Task directions
Work through the data line by line, gathering every line that has the word "colors".

Excerpted records
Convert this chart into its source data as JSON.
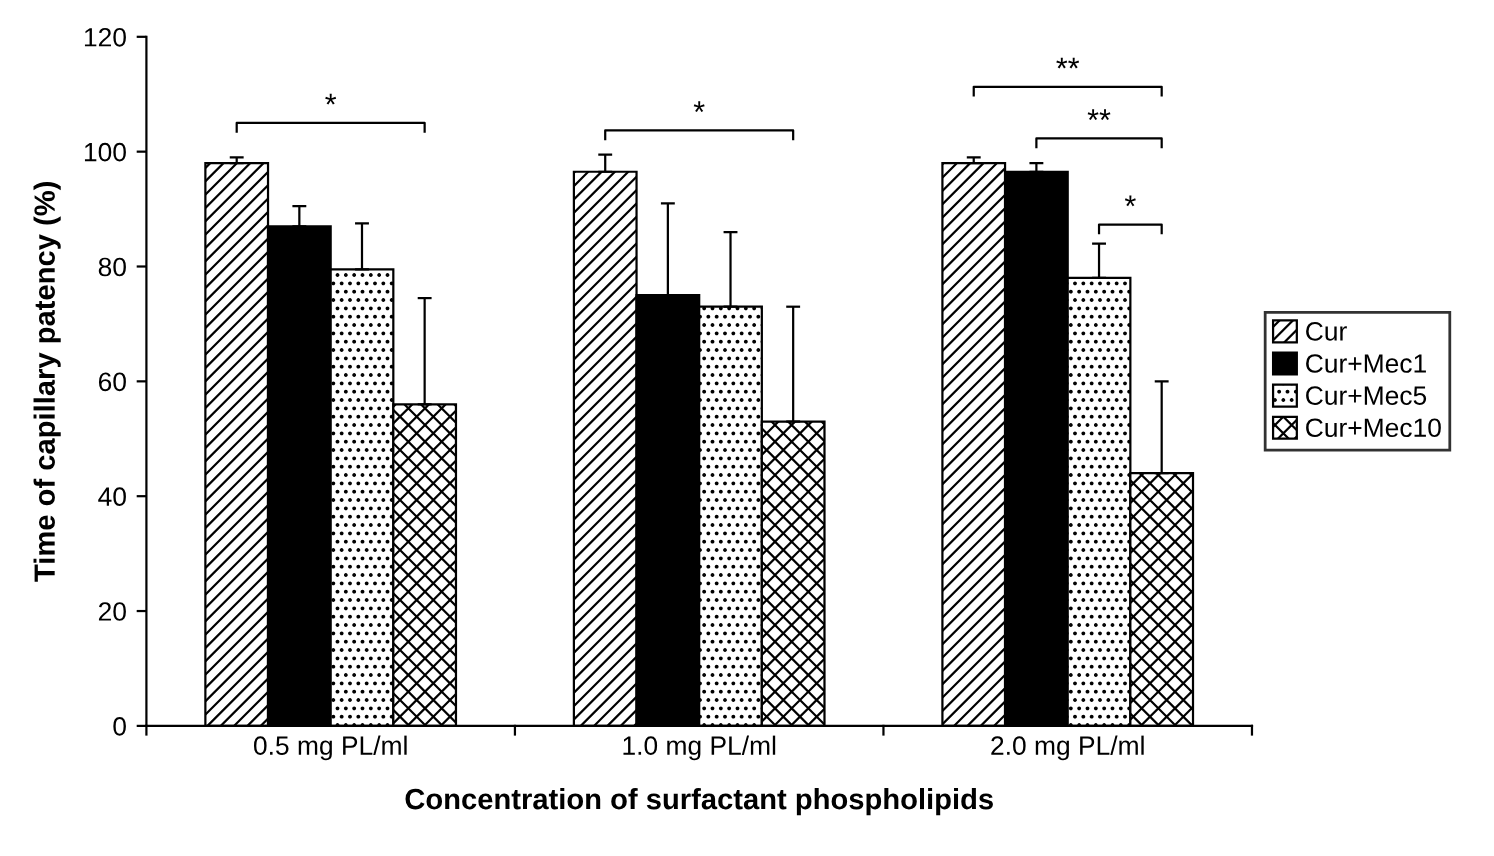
{
  "chart_data": {
    "type": "bar",
    "xlabel": "Concentration of surfactant phospholipids",
    "ylabel": "Time of capillary patency (%)",
    "categories": [
      "0.5 mg PL/ml",
      "1.0 mg PL/ml",
      "2.0 mg PL/ml"
    ],
    "series": [
      {
        "name": "Cur",
        "color": "#000000",
        "values": [
          98,
          96.5,
          98
        ],
        "errors": [
          [
            98,
            99
          ],
          [
            96.5,
            99.5
          ],
          [
            98,
            99
          ]
        ]
      },
      {
        "name": "Cur+Mec1",
        "color": "#000000",
        "values": [
          87,
          75,
          96.5
        ],
        "errors": [
          [
            87,
            90.5
          ],
          [
            75,
            91
          ],
          [
            96.5,
            98
          ]
        ]
      },
      {
        "name": "Cur+Mec5",
        "color": "#000000",
        "values": [
          79.5,
          73,
          78
        ],
        "errors": [
          [
            79.5,
            87.5
          ],
          [
            73,
            86
          ],
          [
            78,
            84
          ]
        ]
      },
      {
        "name": "Cur+Mec10",
        "color": "#000000",
        "values": [
          56,
          53,
          44
        ],
        "errors": [
          [
            56,
            74.5
          ],
          [
            53,
            73
          ],
          [
            44,
            60
          ]
        ]
      }
    ],
    "ylim": [
      0,
      120
    ],
    "yticks": [
      0,
      20,
      40,
      60,
      80,
      100,
      120
    ],
    "grid": false,
    "legend": "right",
    "annotations": [
      "*",
      "*",
      "**",
      "**",
      "*"
    ]
  }
}
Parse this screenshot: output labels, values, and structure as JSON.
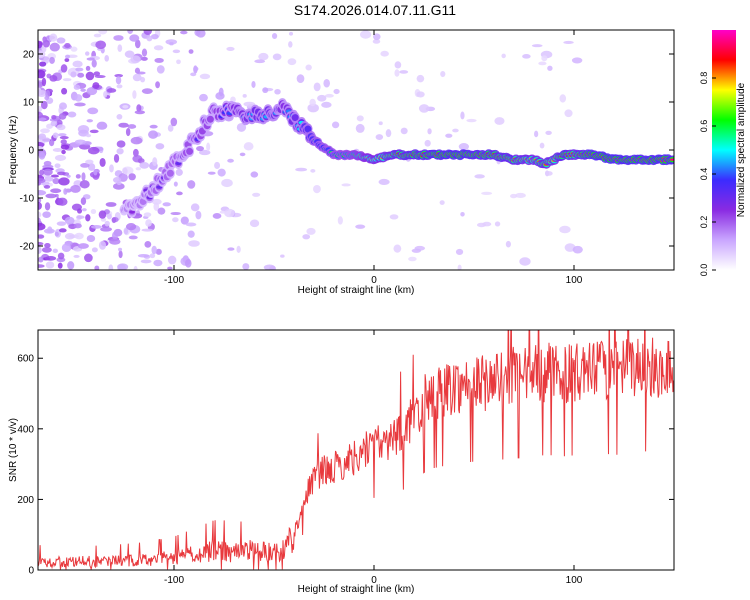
{
  "title": "S174.2026.014.07.11.G11",
  "colors": {
    "snr_line": "#e8393d",
    "frame": "#000000",
    "colormap": [
      "#ffffff",
      "#c9a6ff",
      "#8a2be2",
      "#3b2bff",
      "#00ffff",
      "#00ff00",
      "#ffff00",
      "#ff0000",
      "#ff00c8"
    ]
  },
  "chart_data": [
    {
      "type": "heatmap",
      "xlabel": "Height of straight line (km)",
      "ylabel": "Frequency (Hz)",
      "xlim": [
        -168,
        150
      ],
      "ylim": [
        -25,
        25
      ],
      "xticks": [
        -100,
        0,
        100
      ],
      "xtick_labels": [
        "-100",
        "0",
        "100"
      ],
      "yticks": [
        -20,
        -10,
        0,
        10,
        20
      ],
      "ytick_labels": [
        "-20",
        "-10",
        "0",
        "10",
        "20"
      ],
      "colorbar": {
        "label": "Normalized spectral amplitude",
        "range": [
          0,
          1
        ],
        "ticks": [
          0.0,
          0.2,
          0.4,
          0.6,
          0.8
        ],
        "tick_labels": [
          "0.0",
          "0.2",
          "0.4",
          "0.6",
          "0.8"
        ]
      },
      "ridge": {
        "heights": [
          -120,
          -110,
          -100,
          -90,
          -80,
          -70,
          -60,
          -50,
          -45,
          -40,
          -35,
          -30,
          -20,
          -10,
          0,
          10,
          20,
          40,
          60,
          70,
          80,
          85,
          90,
          95,
          100,
          110,
          120,
          130,
          150
        ],
        "frequency": [
          -12,
          -8,
          -3,
          2,
          8,
          8,
          7,
          8,
          9,
          6,
          4,
          2,
          -1,
          -1,
          -2,
          -1,
          -1,
          -1,
          -1,
          -2,
          -2,
          -3,
          -2,
          -1,
          -1,
          -1,
          -2,
          -2,
          -2
        ],
        "amplitude": [
          0.25,
          0.3,
          0.3,
          0.35,
          0.35,
          0.4,
          0.45,
          0.45,
          0.4,
          0.45,
          0.5,
          0.55,
          0.6,
          0.65,
          0.75,
          0.85,
          0.9,
          0.95,
          0.9,
          0.85,
          0.8,
          0.85,
          0.8,
          0.9,
          0.85,
          0.95,
          0.95,
          0.95,
          0.95
        ]
      }
    },
    {
      "type": "line",
      "xlabel": "Height of straight line (km)",
      "ylabel": "SNR (10 * v/v)",
      "xlim": [
        -168,
        150
      ],
      "ylim": [
        0,
        680
      ],
      "xticks": [
        -100,
        0,
        100
      ],
      "xtick_labels": [
        "-100",
        "0",
        "100"
      ],
      "yticks": [
        0,
        200,
        400,
        600
      ],
      "ytick_labels": [
        "0",
        "200",
        "400",
        "600"
      ],
      "series": [
        {
          "name": "SNR",
          "x": [
            -168,
            -160,
            -150,
            -140,
            -130,
            -120,
            -110,
            -100,
            -95,
            -90,
            -85,
            -80,
            -75,
            -70,
            -65,
            -60,
            -55,
            -50,
            -45,
            -40,
            -35,
            -30,
            -25,
            -20,
            -15,
            -10,
            -5,
            0,
            5,
            10,
            15,
            20,
            25,
            30,
            35,
            40,
            45,
            50,
            55,
            60,
            65,
            70,
            75,
            80,
            85,
            90,
            95,
            100,
            105,
            110,
            115,
            120,
            125,
            130,
            135,
            140,
            145,
            150
          ],
          "values": [
            25,
            22,
            23,
            24,
            25,
            27,
            30,
            35,
            40,
            45,
            50,
            55,
            55,
            50,
            55,
            60,
            50,
            50,
            60,
            100,
            200,
            260,
            280,
            290,
            300,
            320,
            340,
            360,
            350,
            380,
            400,
            430,
            480,
            500,
            510,
            520,
            525,
            530,
            530,
            540,
            540,
            550,
            545,
            555,
            560,
            560,
            555,
            560,
            555,
            565,
            570,
            560,
            570,
            575,
            580,
            570,
            575,
            580
          ]
        }
      ]
    }
  ]
}
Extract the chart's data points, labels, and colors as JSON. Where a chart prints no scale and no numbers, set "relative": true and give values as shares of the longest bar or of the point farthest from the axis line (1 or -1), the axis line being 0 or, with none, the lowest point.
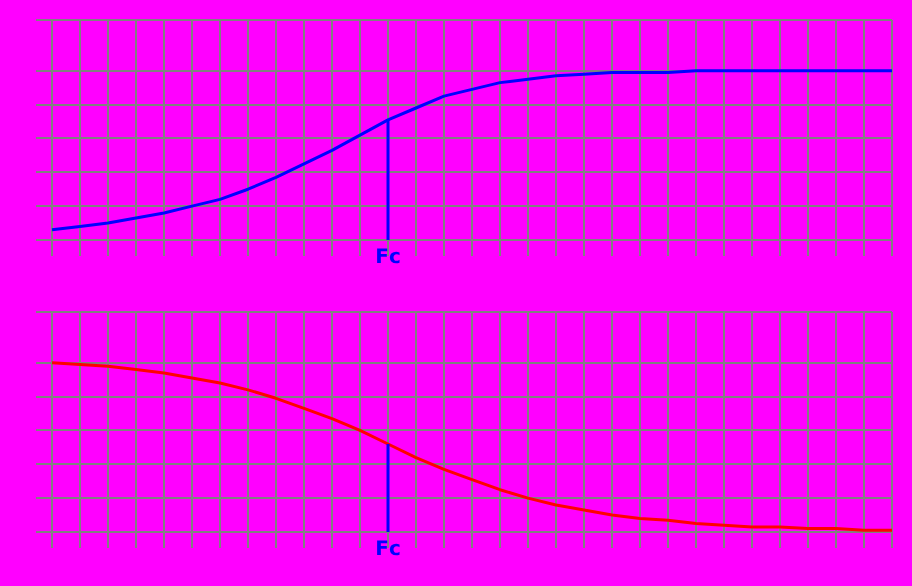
{
  "chart_data": [
    {
      "type": "line",
      "relative": true,
      "grid": true,
      "marker": "none",
      "categories": [
        null,
        null,
        null,
        null,
        null,
        null,
        null,
        null,
        null,
        null,
        null,
        null,
        null,
        null,
        null,
        null,
        null,
        null,
        null,
        null,
        null,
        null,
        null,
        null,
        null,
        null,
        null,
        null,
        null,
        null,
        null
      ],
      "series": [
        {
          "color": "#0000ff",
          "values": [
            0.06,
            0.08,
            0.1,
            0.13,
            0.16,
            0.2,
            0.24,
            0.3,
            0.37,
            0.45,
            0.53,
            0.62,
            0.71,
            0.78,
            0.85,
            0.89,
            0.93,
            0.95,
            0.97,
            0.98,
            0.99,
            0.99,
            0.99,
            1,
            1,
            1,
            1,
            1,
            1,
            1,
            1
          ]
        }
      ],
      "annotations": [
        "Fc"
      ]
    },
    {
      "type": "line",
      "relative": true,
      "grid": true,
      "marker": "none",
      "categories": [
        null,
        null,
        null,
        null,
        null,
        null,
        null,
        null,
        null,
        null,
        null,
        null,
        null,
        null,
        null,
        null,
        null,
        null,
        null,
        null,
        null,
        null,
        null,
        null,
        null,
        null,
        null,
        null,
        null,
        null,
        null
      ],
      "series": [
        {
          "color": "#ff0000",
          "values": [
            1,
            0.99,
            0.98,
            0.96,
            0.94,
            0.91,
            0.88,
            0.84,
            0.79,
            0.73,
            0.67,
            0.6,
            0.52,
            0.44,
            0.37,
            0.31,
            0.25,
            0.2,
            0.16,
            0.13,
            0.1,
            0.08,
            0.07,
            0.05,
            0.04,
            0.03,
            0.03,
            0.02,
            0.02,
            0.01,
            0.01
          ]
        }
      ],
      "annotations": [
        "Fc"
      ]
    }
  ]
}
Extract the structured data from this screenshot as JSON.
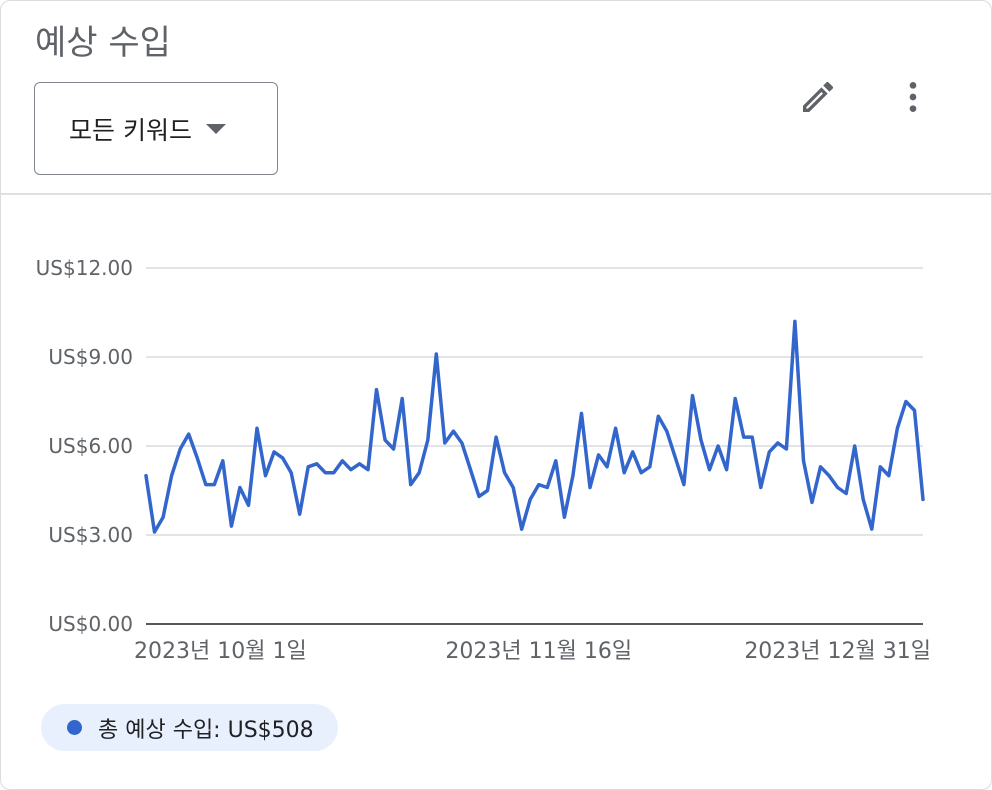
{
  "card": {
    "title": "예상 수입",
    "filter": {
      "selected": "모든 키워드"
    },
    "actions": {
      "edit_icon": "pencil-icon",
      "more_icon": "more-vert-icon"
    }
  },
  "colors": {
    "series": "#3366cc",
    "legend_bg": "#e8f0fe",
    "grid": "#dadce0",
    "axis": "#202124"
  },
  "legend": {
    "label": "총 예상 수입: US$508"
  },
  "chart_data": {
    "type": "line",
    "y_ticks": [
      "US$0.00",
      "US$3.00",
      "US$6.00",
      "US$9.00",
      "US$12.00"
    ],
    "ylim": [
      0,
      12
    ],
    "x_ticks": [
      "2023년 10월 1일",
      "2023년 11월 16일",
      "2023년 12월 31일"
    ],
    "x_start": "2023-10-01",
    "x_end": "2023-12-31",
    "grid": true,
    "series": [
      {
        "values": [
          5.0,
          3.1,
          3.6,
          5.0,
          5.9,
          6.4,
          5.6,
          4.7,
          4.7,
          5.5,
          3.3,
          4.6,
          4.0,
          6.6,
          5.0,
          5.8,
          5.6,
          5.1,
          3.7,
          5.3,
          5.4,
          5.1,
          5.1,
          5.5,
          5.2,
          5.4,
          5.2,
          7.9,
          6.2,
          5.9,
          7.6,
          4.7,
          5.1,
          6.2,
          9.1,
          6.1,
          6.5,
          6.1,
          5.2,
          4.3,
          4.5,
          6.3,
          5.1,
          4.6,
          3.2,
          4.2,
          4.7,
          4.6,
          5.5,
          3.6,
          5.0,
          7.1,
          4.6,
          5.7,
          5.3,
          6.6,
          5.1,
          5.8,
          5.1,
          5.3,
          7.0,
          6.5,
          5.6,
          4.7,
          7.7,
          6.2,
          5.2,
          6.0,
          5.2,
          7.6,
          6.3,
          6.3,
          4.6,
          5.8,
          6.1,
          5.9,
          10.2,
          5.5,
          4.1,
          5.3,
          5.0,
          4.6,
          4.4,
          6.0,
          4.2,
          3.2,
          5.3,
          5.0,
          6.6,
          7.5,
          7.2,
          4.2
        ]
      }
    ]
  }
}
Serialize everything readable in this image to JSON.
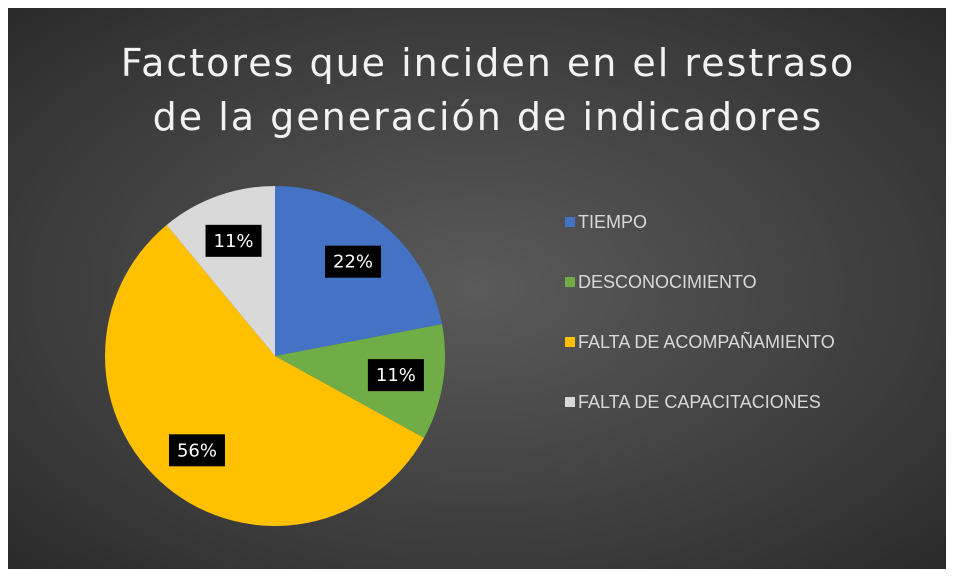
{
  "chart_data": {
    "type": "pie",
    "title": "Factores que inciden en el restraso de la generación de indicadores",
    "categories": [
      "TIEMPO",
      "DESCONOCIMIENTO",
      "FALTA DE ACOMPAÑAMIENTO",
      "FALTA DE CAPACITACIONES"
    ],
    "values": [
      22,
      11,
      56,
      11
    ],
    "value_labels": [
      "22%",
      "11%",
      "56%",
      "11%"
    ],
    "colors": [
      "#4472c4",
      "#70ad47",
      "#ffc000",
      "#d9d9d9"
    ],
    "legend": "right"
  }
}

Output
  "colors": {
Extract the chart's data points, labels, and colors as JSON. Where a chart prints no scale and no numbers, set "relative": true and give values as shares of the longest bar or of the point farthest from the axis line (1 or -1), the axis line being 0 or, with none, the lowest point.
  "colors": {
    "colors": [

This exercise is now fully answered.